WHAT TO DO — Return each line of the records with nothing changed, pictures excepted.

RECORDS PROVIDED —

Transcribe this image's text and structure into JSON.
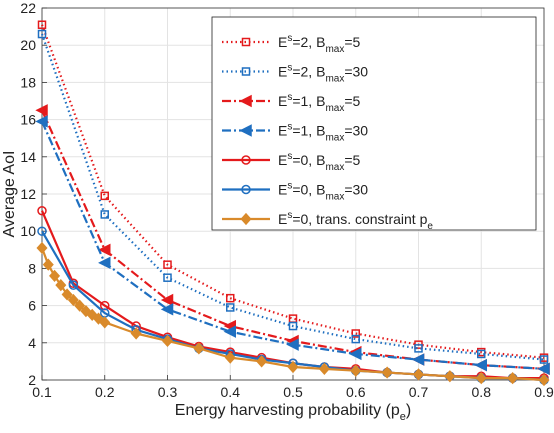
{
  "chart_data": {
    "type": "line",
    "title": "",
    "xlabel": "Energy harvesting probability (p",
    "xlabel_sub": "e",
    "xlabel_close": ")",
    "ylabel": "Average AoI",
    "xlim": [
      0.1,
      0.9
    ],
    "ylim": [
      2,
      22
    ],
    "xticks": [
      0.1,
      0.2,
      0.3,
      0.4,
      0.5,
      0.6,
      0.7,
      0.8,
      0.9
    ],
    "xtick_labels": [
      "0.1",
      "0.2",
      "0.3",
      "0.4",
      "0.5",
      "0.6",
      "0.7",
      "0.8",
      "0.9"
    ],
    "yticks": [
      2,
      4,
      6,
      8,
      10,
      12,
      14,
      16,
      18,
      20,
      22
    ],
    "ytick_labels": [
      "2",
      "4",
      "6",
      "8",
      "10",
      "12",
      "14",
      "16",
      "18",
      "20",
      "22"
    ],
    "grid": true,
    "legend_position": "top-right",
    "series": [
      {
        "legend": {
          "base": "E",
          "sup": "s",
          "mid": "=2, B",
          "sub": "max",
          "tail": "=5"
        },
        "color": "#e41a1c",
        "dash": "dotted",
        "marker": "square",
        "x": [
          0.1,
          0.2,
          0.3,
          0.4,
          0.5,
          0.6,
          0.7,
          0.8,
          0.9
        ],
        "y": [
          21.1,
          11.9,
          8.2,
          6.4,
          5.3,
          4.5,
          3.9,
          3.5,
          3.2
        ]
      },
      {
        "legend": {
          "base": "E",
          "sup": "s",
          "mid": "=2, B",
          "sub": "max",
          "tail": "=30"
        },
        "color": "#1f6fc0",
        "dash": "dotted",
        "marker": "square",
        "x": [
          0.1,
          0.2,
          0.3,
          0.4,
          0.5,
          0.6,
          0.7,
          0.8,
          0.9
        ],
        "y": [
          20.6,
          10.9,
          7.5,
          5.9,
          4.9,
          4.2,
          3.7,
          3.4,
          3.1
        ]
      },
      {
        "legend": {
          "base": "E",
          "sup": "s",
          "mid": "=1, B",
          "sub": "max",
          "tail": "=5"
        },
        "color": "#e41a1c",
        "dash": "dashdot",
        "marker": "triangle-left",
        "x": [
          0.1,
          0.2,
          0.3,
          0.4,
          0.5,
          0.6,
          0.7,
          0.8,
          0.9
        ],
        "y": [
          16.5,
          9.0,
          6.3,
          4.9,
          4.1,
          3.5,
          3.1,
          2.8,
          2.6
        ]
      },
      {
        "legend": {
          "base": "E",
          "sup": "s",
          "mid": "=1, B",
          "sub": "max",
          "tail": "=30"
        },
        "color": "#1f6fc0",
        "dash": "dashdot",
        "marker": "triangle-left",
        "x": [
          0.1,
          0.2,
          0.3,
          0.4,
          0.5,
          0.6,
          0.7,
          0.8,
          0.9
        ],
        "y": [
          15.9,
          8.3,
          5.8,
          4.6,
          3.9,
          3.4,
          3.1,
          2.8,
          2.6
        ]
      },
      {
        "legend": {
          "base": "E",
          "sup": "s",
          "mid": "=0, B",
          "sub": "max",
          "tail": "=5"
        },
        "color": "#e41a1c",
        "dash": "solid",
        "marker": "circle",
        "x": [
          0.1,
          0.15,
          0.2,
          0.25,
          0.3,
          0.35,
          0.4,
          0.45,
          0.5,
          0.55,
          0.6,
          0.65,
          0.7,
          0.75,
          0.8,
          0.85,
          0.9
        ],
        "y": [
          11.1,
          7.2,
          6.0,
          4.9,
          4.3,
          3.8,
          3.5,
          3.2,
          2.9,
          2.7,
          2.6,
          2.4,
          2.3,
          2.2,
          2.2,
          2.1,
          2.1
        ]
      },
      {
        "legend": {
          "base": "E",
          "sup": "s",
          "mid": "=0, B",
          "sub": "max",
          "tail": "=30"
        },
        "color": "#1f6fc0",
        "dash": "solid",
        "marker": "circle",
        "x": [
          0.1,
          0.15,
          0.2,
          0.25,
          0.3,
          0.35,
          0.4,
          0.45,
          0.5,
          0.55,
          0.6,
          0.65,
          0.7,
          0.75,
          0.8,
          0.85,
          0.9
        ],
        "y": [
          10.0,
          7.1,
          5.6,
          4.7,
          4.2,
          3.7,
          3.4,
          3.1,
          2.9,
          2.7,
          2.5,
          2.4,
          2.3,
          2.2,
          2.1,
          2.1,
          2.0
        ]
      },
      {
        "legend": {
          "base": "E",
          "sup": "s",
          "mid": "=0, trans. constraint p",
          "sub": "e",
          "tail": ""
        },
        "color": "#d98a2b",
        "dash": "solid",
        "marker": "diamond",
        "x": [
          0.1,
          0.11,
          0.12,
          0.13,
          0.14,
          0.15,
          0.16,
          0.17,
          0.18,
          0.19,
          0.2,
          0.25,
          0.3,
          0.35,
          0.4,
          0.45,
          0.5,
          0.55,
          0.6,
          0.65,
          0.7,
          0.75,
          0.8,
          0.85,
          0.9
        ],
        "y": [
          9.1,
          8.2,
          7.6,
          7.1,
          6.6,
          6.3,
          6.0,
          5.7,
          5.5,
          5.3,
          5.1,
          4.5,
          4.1,
          3.7,
          3.2,
          3.0,
          2.7,
          2.6,
          2.5,
          2.4,
          2.3,
          2.2,
          2.1,
          2.1,
          2.0
        ]
      }
    ]
  }
}
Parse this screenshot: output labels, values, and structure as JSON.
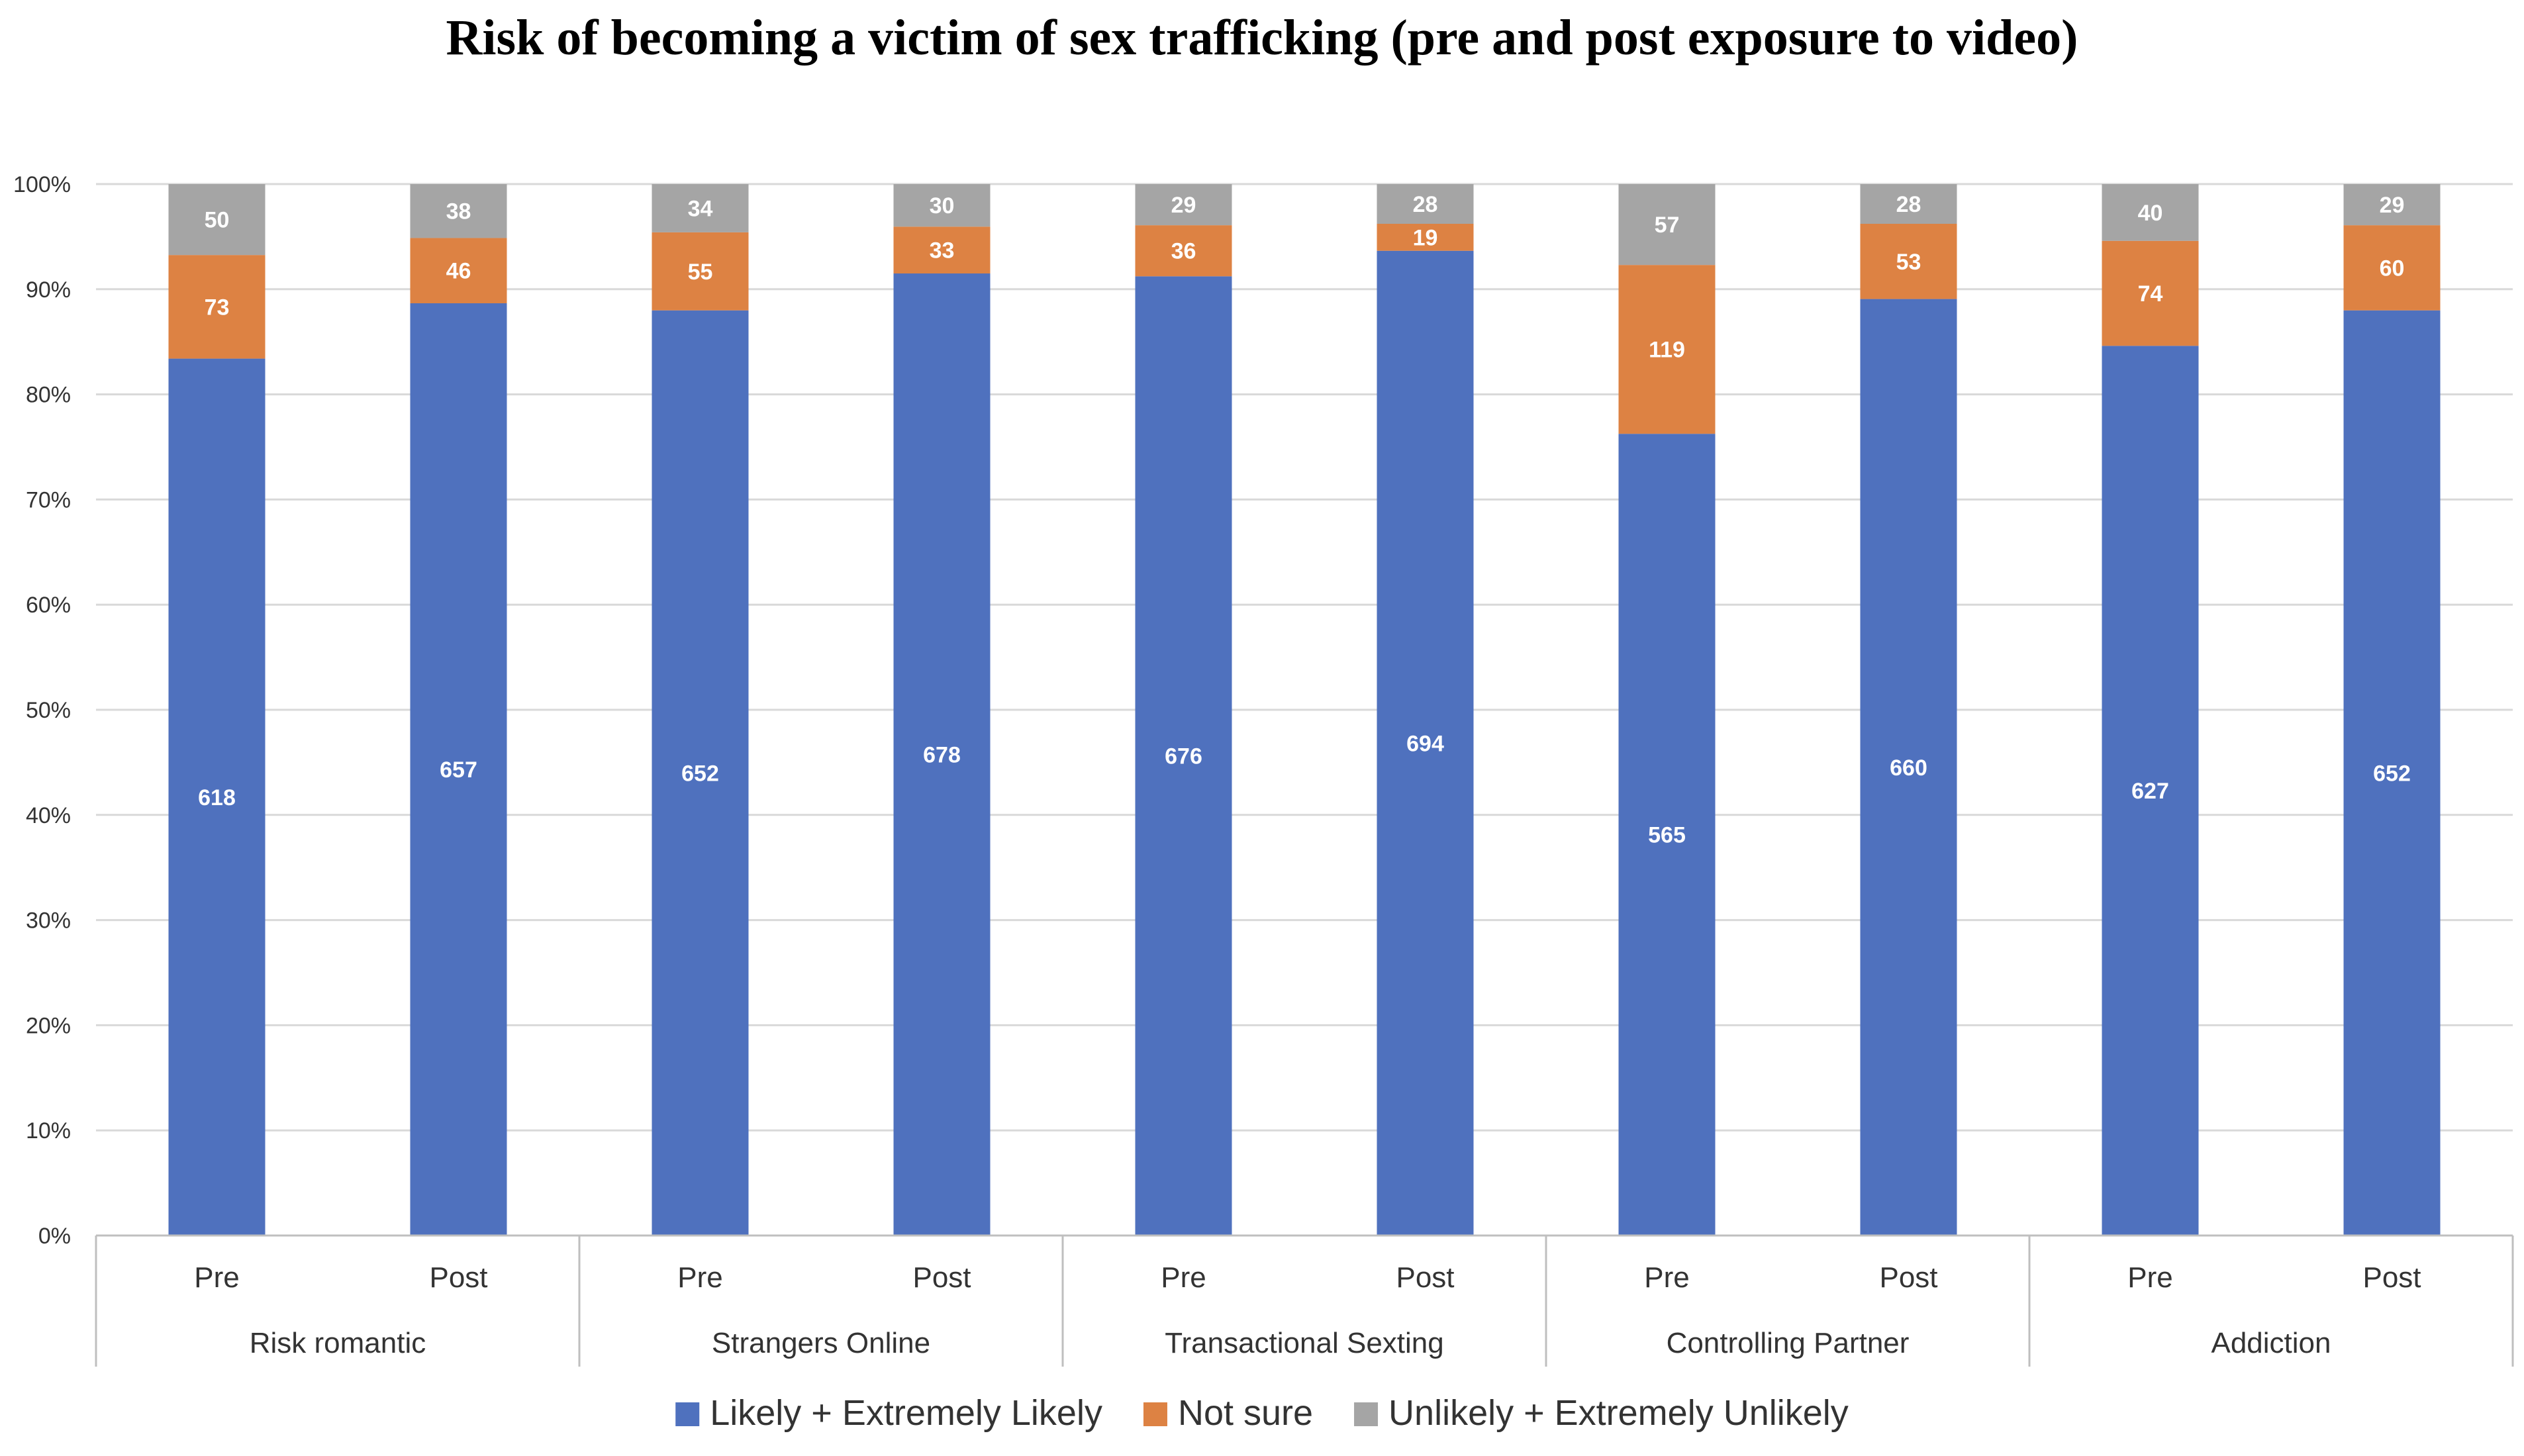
{
  "chart_data": {
    "type": "bar",
    "stacked": "percent",
    "title": "Risk of becoming a victim of sex trafficking (pre and post exposure to video)",
    "groups": [
      "Risk romantic",
      "Strangers Online",
      "Transactional Sexting",
      "Controlling Partner",
      "Addiction"
    ],
    "subcategories": [
      "Pre",
      "Post"
    ],
    "y_ticks": [
      "0%",
      "10%",
      "20%",
      "30%",
      "40%",
      "50%",
      "60%",
      "70%",
      "80%",
      "90%",
      "100%"
    ],
    "ylim": [
      0,
      100
    ],
    "series": [
      {
        "name": "Likely + Extremely Likely",
        "color": "#4f71be",
        "values": [
          618,
          657,
          652,
          678,
          676,
          694,
          565,
          660,
          627,
          652
        ]
      },
      {
        "name": "Not sure",
        "color": "#dd8243",
        "values": [
          73,
          46,
          55,
          33,
          36,
          19,
          119,
          53,
          74,
          60
        ]
      },
      {
        "name": "Unlikely + Extremely Unlikely",
        "color": "#a5a5a5",
        "values": [
          50,
          38,
          34,
          30,
          29,
          28,
          57,
          28,
          40,
          29
        ]
      }
    ],
    "legend_position": "bottom",
    "grid": true
  }
}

FINAL RESULT —
Transcribe this image's text and structure into JSON.
{
  "chart_data": {
    "type": "line",
    "title": "",
    "xlabel": "Energy harvesting probability (p",
    "xlabel_sub": "e",
    "xlabel_close": ")",
    "ylabel": "Average AoI",
    "xlim": [
      0.1,
      0.9
    ],
    "ylim": [
      2,
      22
    ],
    "xticks": [
      0.1,
      0.2,
      0.3,
      0.4,
      0.5,
      0.6,
      0.7,
      0.8,
      0.9
    ],
    "xtick_labels": [
      "0.1",
      "0.2",
      "0.3",
      "0.4",
      "0.5",
      "0.6",
      "0.7",
      "0.8",
      "0.9"
    ],
    "yticks": [
      2,
      4,
      6,
      8,
      10,
      12,
      14,
      16,
      18,
      20,
      22
    ],
    "ytick_labels": [
      "2",
      "4",
      "6",
      "8",
      "10",
      "12",
      "14",
      "16",
      "18",
      "20",
      "22"
    ],
    "grid": true,
    "legend_position": "top-right",
    "series": [
      {
        "legend": {
          "base": "E",
          "sup": "s",
          "mid": "=2, B",
          "sub": "max",
          "tail": "=5"
        },
        "color": "#e41a1c",
        "dash": "dotted",
        "marker": "square",
        "x": [
          0.1,
          0.2,
          0.3,
          0.4,
          0.5,
          0.6,
          0.7,
          0.8,
          0.9
        ],
        "y": [
          21.1,
          11.9,
          8.2,
          6.4,
          5.3,
          4.5,
          3.9,
          3.5,
          3.2
        ]
      },
      {
        "legend": {
          "base": "E",
          "sup": "s",
          "mid": "=2, B",
          "sub": "max",
          "tail": "=30"
        },
        "color": "#1f6fc0",
        "dash": "dotted",
        "marker": "square",
        "x": [
          0.1,
          0.2,
          0.3,
          0.4,
          0.5,
          0.6,
          0.7,
          0.8,
          0.9
        ],
        "y": [
          20.6,
          10.9,
          7.5,
          5.9,
          4.9,
          4.2,
          3.7,
          3.4,
          3.1
        ]
      },
      {
        "legend": {
          "base": "E",
          "sup": "s",
          "mid": "=1, B",
          "sub": "max",
          "tail": "=5"
        },
        "color": "#e41a1c",
        "dash": "dashdot",
        "marker": "triangle-left",
        "x": [
          0.1,
          0.2,
          0.3,
          0.4,
          0.5,
          0.6,
          0.7,
          0.8,
          0.9
        ],
        "y": [
          16.5,
          9.0,
          6.3,
          4.9,
          4.1,
          3.5,
          3.1,
          2.8,
          2.6
        ]
      },
      {
        "legend": {
          "base": "E",
          "sup": "s",
          "mid": "=1, B",
          "sub": "max",
          "tail": "=30"
        },
        "color": "#1f6fc0",
        "dash": "dashdot",
        "marker": "triangle-left",
        "x": [
          0.1,
          0.2,
          0.3,
          0.4,
          0.5,
          0.6,
          0.7,
          0.8,
          0.9
        ],
        "y": [
          15.9,
          8.3,
          5.8,
          4.6,
          3.9,
          3.4,
          3.1,
          2.8,
          2.6
        ]
      },
      {
        "legend": {
          "base": "E",
          "sup": "s",
          "mid": "=0, B",
          "sub": "max",
          "tail": "=5"
        },
        "color": "#e41a1c",
        "dash": "solid",
        "marker": "circle",
        "x": [
          0.1,
          0.15,
          0.2,
          0.25,
          0.3,
          0.35,
          0.4,
          0.45,
          0.5,
          0.55,
          0.6,
          0.65,
          0.7,
          0.75,
          0.8,
          0.85,
          0.9
        ],
        "y": [
          11.1,
          7.2,
          6.0,
          4.9,
          4.3,
          3.8,
          3.5,
          3.2,
          2.9,
          2.7,
          2.6,
          2.4,
          2.3,
          2.2,
          2.2,
          2.1,
          2.1
        ]
      },
      {
        "legend": {
          "base": "E",
          "sup": "s",
          "mid": "=0, B",
          "sub": "max",
          "tail": "=30"
        },
        "color": "#1f6fc0",
        "dash": "solid",
        "marker": "circle",
        "x": [
          0.1,
          0.15,
          0.2,
          0.25,
          0.3,
          0.35,
          0.4,
          0.45,
          0.5,
          0.55,
          0.6,
          0.65,
          0.7,
          0.75,
          0.8,
          0.85,
          0.9
        ],
        "y": [
          10.0,
          7.1,
          5.6,
          4.7,
          4.2,
          3.7,
          3.4,
          3.1,
          2.9,
          2.7,
          2.5,
          2.4,
          2.3,
          2.2,
          2.1,
          2.1,
          2.0
        ]
      },
      {
        "legend": {
          "base": "E",
          "sup": "s",
          "mid": "=0, trans. constraint p",
          "sub": "e",
          "tail": ""
        },
        "color": "#d98a2b",
        "dash": "solid",
        "marker": "diamond",
        "x": [
          0.1,
          0.11,
          0.12,
          0.13,
          0.14,
          0.15,
          0.16,
          0.17,
          0.18,
          0.19,
          0.2,
          0.25,
          0.3,
          0.35,
          0.4,
          0.45,
          0.5,
          0.55,
          0.6,
          0.65,
          0.7,
          0.75,
          0.8,
          0.85,
          0.9
        ],
        "y": [
          9.1,
          8.2,
          7.6,
          7.1,
          6.6,
          6.3,
          6.0,
          5.7,
          5.5,
          5.3,
          5.1,
          4.5,
          4.1,
          3.7,
          3.2,
          3.0,
          2.7,
          2.6,
          2.5,
          2.4,
          2.3,
          2.2,
          2.1,
          2.1,
          2.0
        ]
      }
    ]
  }
}
Parse this screenshot: output labels, values, and structure as JSON.
{
  "chart_data": {
    "type": "bar",
    "stacked": "percent",
    "title": "Risk of becoming a victim of sex trafficking (pre and post exposure to video)",
    "groups": [
      "Risk romantic",
      "Strangers Online",
      "Transactional Sexting",
      "Controlling Partner",
      "Addiction"
    ],
    "subcategories": [
      "Pre",
      "Post"
    ],
    "y_ticks": [
      "0%",
      "10%",
      "20%",
      "30%",
      "40%",
      "50%",
      "60%",
      "70%",
      "80%",
      "90%",
      "100%"
    ],
    "ylim": [
      0,
      100
    ],
    "series": [
      {
        "name": "Likely + Extremely Likely",
        "color": "#4f71be",
        "values": [
          618,
          657,
          652,
          678,
          676,
          694,
          565,
          660,
          627,
          652
        ]
      },
      {
        "name": "Not sure",
        "color": "#dd8243",
        "values": [
          73,
          46,
          55,
          33,
          36,
          19,
          119,
          53,
          74,
          60
        ]
      },
      {
        "name": "Unlikely + Extremely Unlikely",
        "color": "#a5a5a5",
        "values": [
          50,
          38,
          34,
          30,
          29,
          28,
          57,
          28,
          40,
          29
        ]
      }
    ],
    "legend_position": "bottom",
    "grid": true
  }
}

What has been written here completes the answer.